__Your goal__:
Copy each line in which the string "this" occurs.

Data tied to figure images
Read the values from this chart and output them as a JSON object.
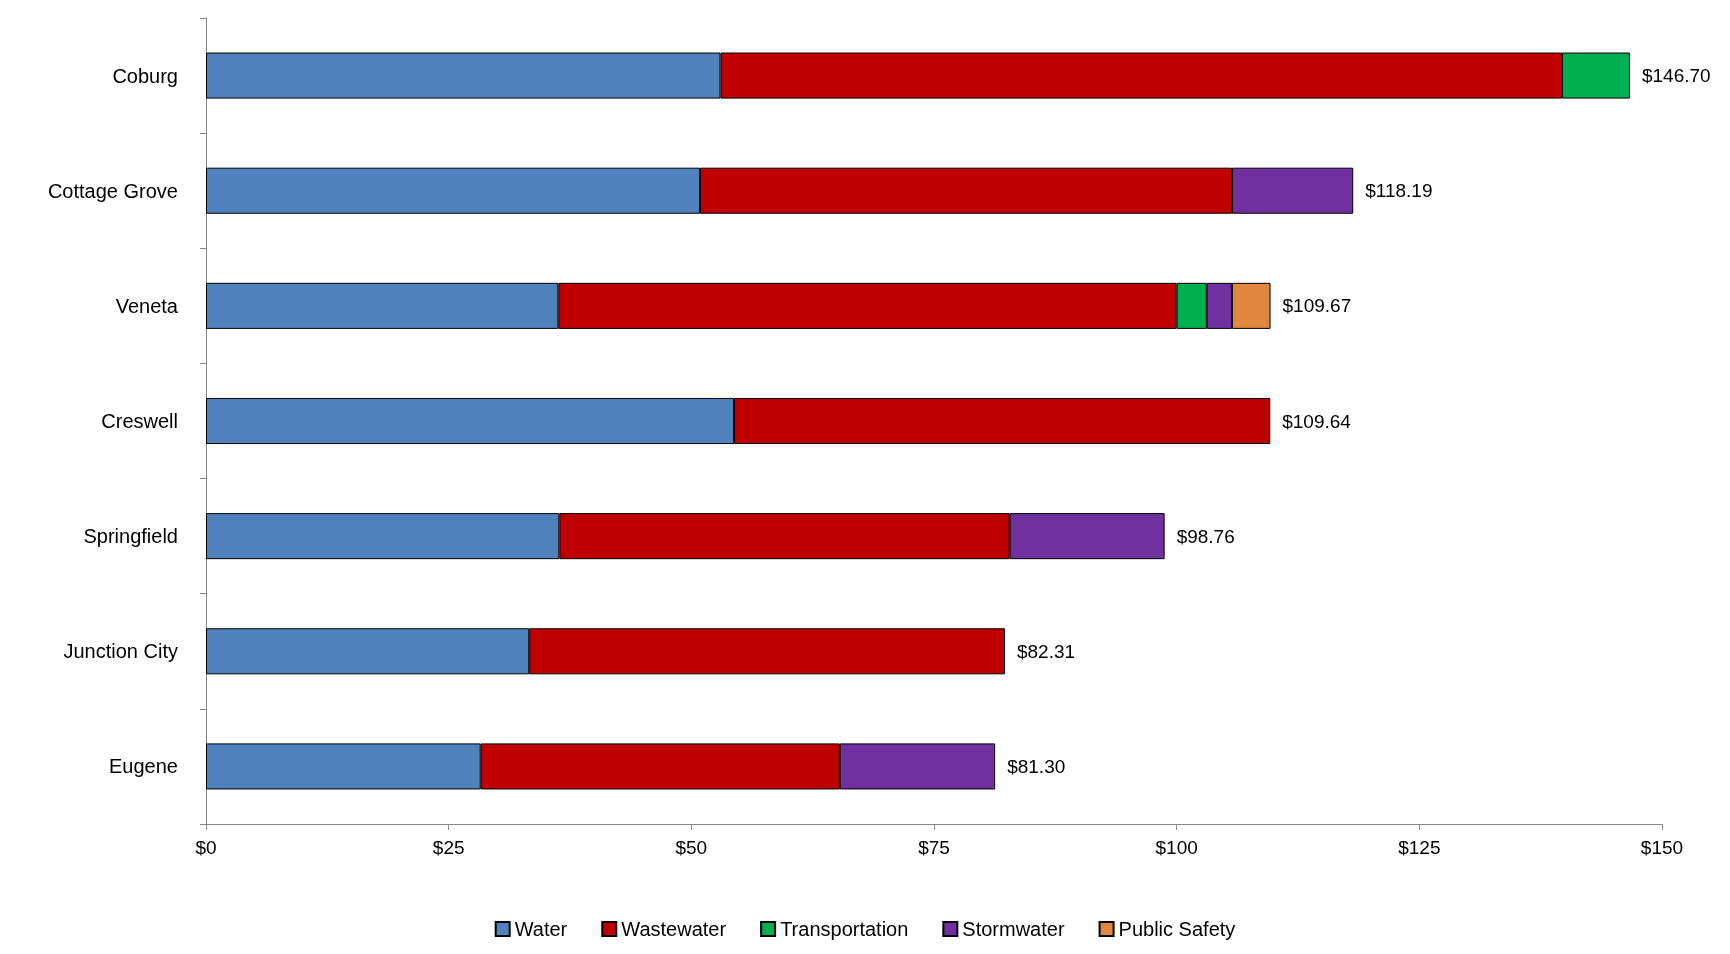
{
  "chart_data": {
    "type": "bar",
    "orientation": "horizontal",
    "stacked": true,
    "legend": "bottom",
    "grid": false,
    "categories": [
      "Coburg",
      "Cottage Grove",
      "Veneta",
      "Creswell",
      "Springfield",
      "Junction City",
      "Eugene"
    ],
    "series": [
      {
        "name": "Water",
        "color": "#4f81bd",
        "values": [
          53.0,
          50.9,
          36.3,
          54.4,
          36.4,
          33.3,
          28.3
        ]
      },
      {
        "name": "Wastewater",
        "color": "#c00000",
        "values": [
          86.7,
          54.8,
          63.7,
          55.24,
          46.4,
          49.01,
          37.0
        ]
      },
      {
        "name": "Transportation",
        "color": "#00b050",
        "values": [
          7.0,
          null,
          3.1,
          null,
          null,
          null,
          null
        ]
      },
      {
        "name": "Stormwater",
        "color": "#7030a0",
        "values": [
          null,
          12.49,
          2.6,
          null,
          15.96,
          null,
          16.0
        ]
      },
      {
        "name": "Public Safety",
        "color": "#e0873f",
        "values": [
          null,
          null,
          3.97,
          null,
          null,
          null,
          null
        ]
      }
    ],
    "totals": [
      "$146.70",
      "$118.19",
      "$109.67",
      "$109.64",
      "$98.76",
      "$82.31",
      "$81.30"
    ],
    "xlim": [
      0,
      150
    ],
    "xticks": [
      {
        "value": 0,
        "label": "$0"
      },
      {
        "value": 25,
        "label": "$25"
      },
      {
        "value": 50,
        "label": "$50"
      },
      {
        "value": 75,
        "label": "$75"
      },
      {
        "value": 100,
        "label": "$100"
      },
      {
        "value": 125,
        "label": "$125"
      },
      {
        "value": 150,
        "label": "$150"
      }
    ]
  }
}
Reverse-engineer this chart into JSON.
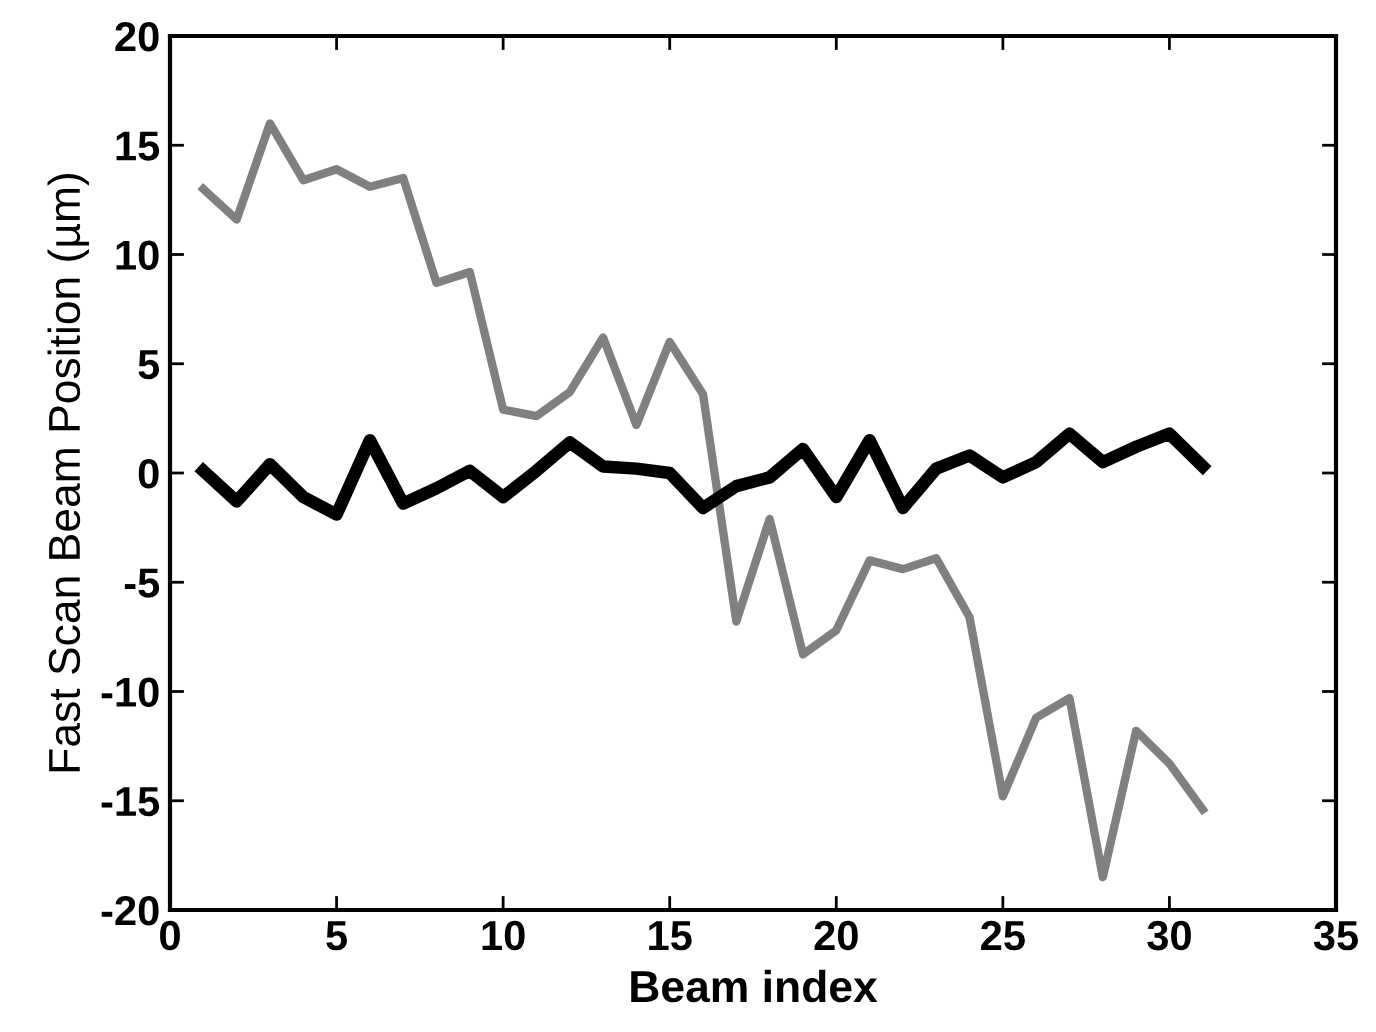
{
  "chart_data": {
    "type": "line",
    "xlabel": "Beam index",
    "ylabel": "Fast Scan Beam Position (µm)",
    "x": [
      1,
      2,
      3,
      4,
      5,
      6,
      7,
      8,
      9,
      10,
      11,
      12,
      13,
      14,
      15,
      16,
      17,
      18,
      19,
      20,
      21,
      22,
      23,
      24,
      25,
      26,
      27,
      28,
      29,
      30,
      31
    ],
    "series": [
      {
        "color": "#808080",
        "values": [
          13.0,
          11.6,
          16.0,
          13.4,
          13.9,
          13.1,
          13.5,
          8.7,
          9.2,
          2.9,
          2.6,
          3.7,
          6.2,
          2.2,
          6.0,
          3.6,
          -6.8,
          -2.1,
          -8.3,
          -7.2,
          -4.0,
          -4.4,
          -3.9,
          -6.6,
          -14.8,
          -11.2,
          -10.3,
          -18.5,
          -11.8,
          -13.3,
          -15.4
        ]
      },
      {
        "color": "#000000",
        "values": [
          0.1,
          -1.3,
          0.4,
          -1.1,
          -1.9,
          1.5,
          -1.4,
          -0.7,
          0.1,
          -1.1,
          0.1,
          1.4,
          0.3,
          0.2,
          0.0,
          -1.6,
          -0.6,
          -0.2,
          1.1,
          -1.1,
          1.5,
          -1.6,
          0.2,
          0.8,
          -0.2,
          0.5,
          1.8,
          0.5,
          1.2,
          1.8,
          0.3
        ]
      }
    ],
    "xlim": [
      0,
      35
    ],
    "xticks": [
      0,
      5,
      10,
      15,
      20,
      25,
      30,
      35
    ],
    "ylim": [
      -20,
      20
    ],
    "yticks": [
      -20,
      -15,
      -10,
      -5,
      0,
      5,
      10,
      15,
      20
    ],
    "grid": false,
    "legend": false,
    "marker": "none",
    "line_style": "solid"
  }
}
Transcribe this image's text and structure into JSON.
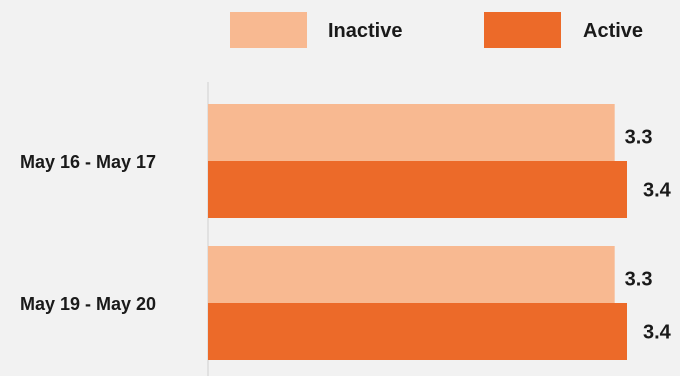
{
  "chart_data": {
    "type": "bar",
    "orientation": "horizontal",
    "categories": [
      "May 16 - May 17",
      "May 19 - May 20"
    ],
    "series": [
      {
        "name": "Inactive",
        "values": [
          3.3,
          3.3
        ],
        "color": "#f8b991"
      },
      {
        "name": "Active",
        "values": [
          3.4,
          3.4
        ],
        "color": "#ec6a29"
      }
    ],
    "data_labels": [
      [
        "3.3",
        "3.3"
      ],
      [
        "3.4",
        "3.4"
      ]
    ],
    "xlim": [
      0,
      3.4
    ],
    "grid": false,
    "legend_position": "top-center"
  }
}
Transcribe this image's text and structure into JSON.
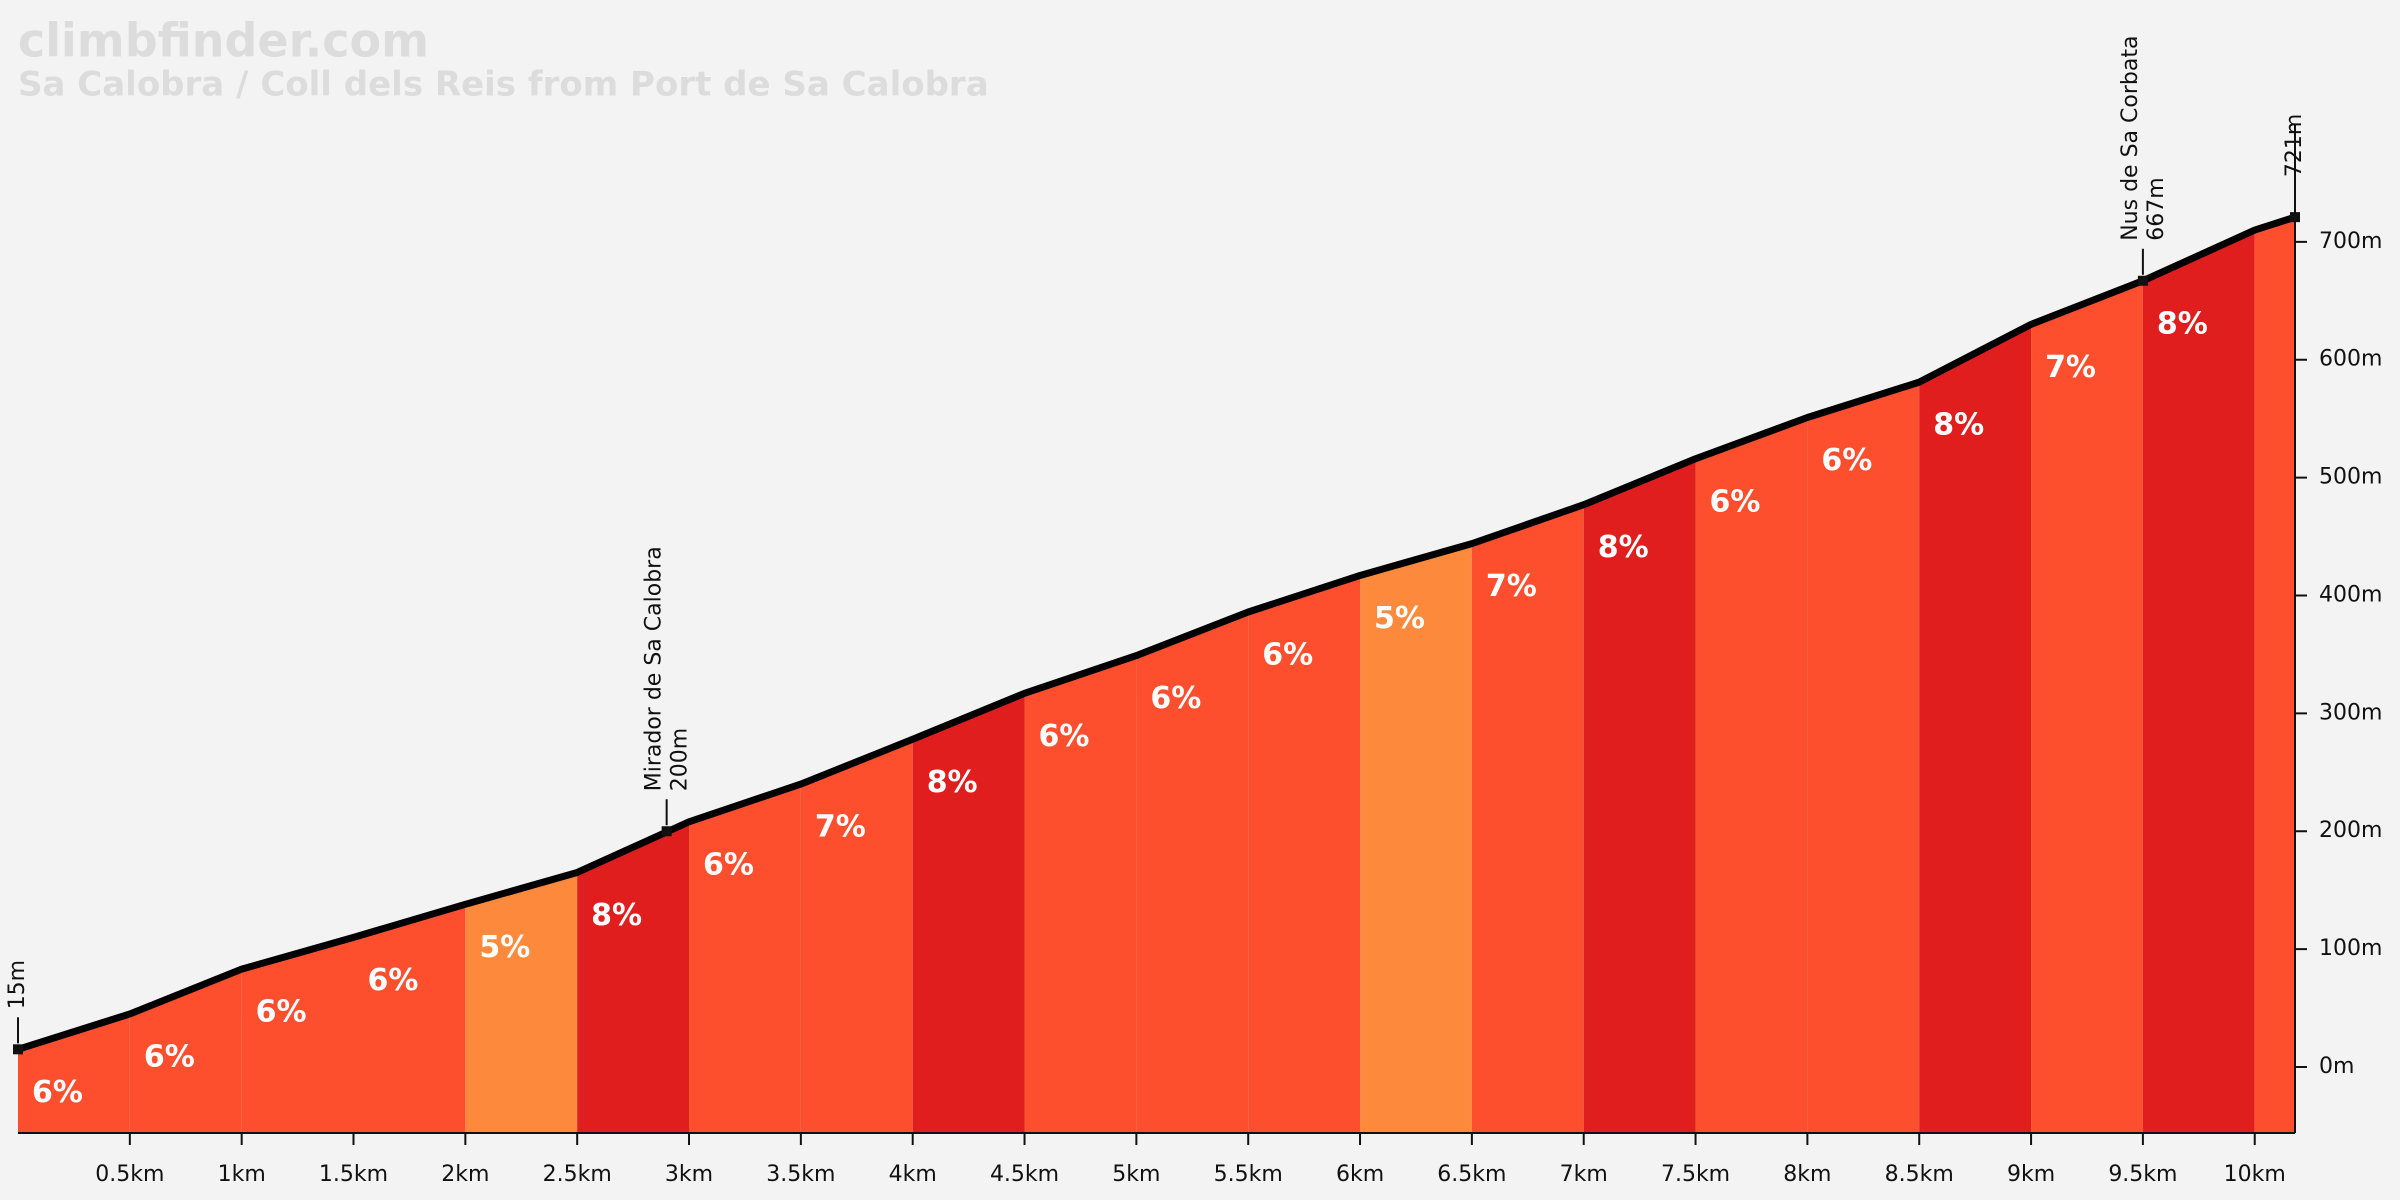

__Exercise response__:
Read the values from this chart and output them as a JSON object.
Reverse-engineer this chart into JSON.
Transcribe this image's text and structure into JSON.
Transcribe this image's text and structure into JSON.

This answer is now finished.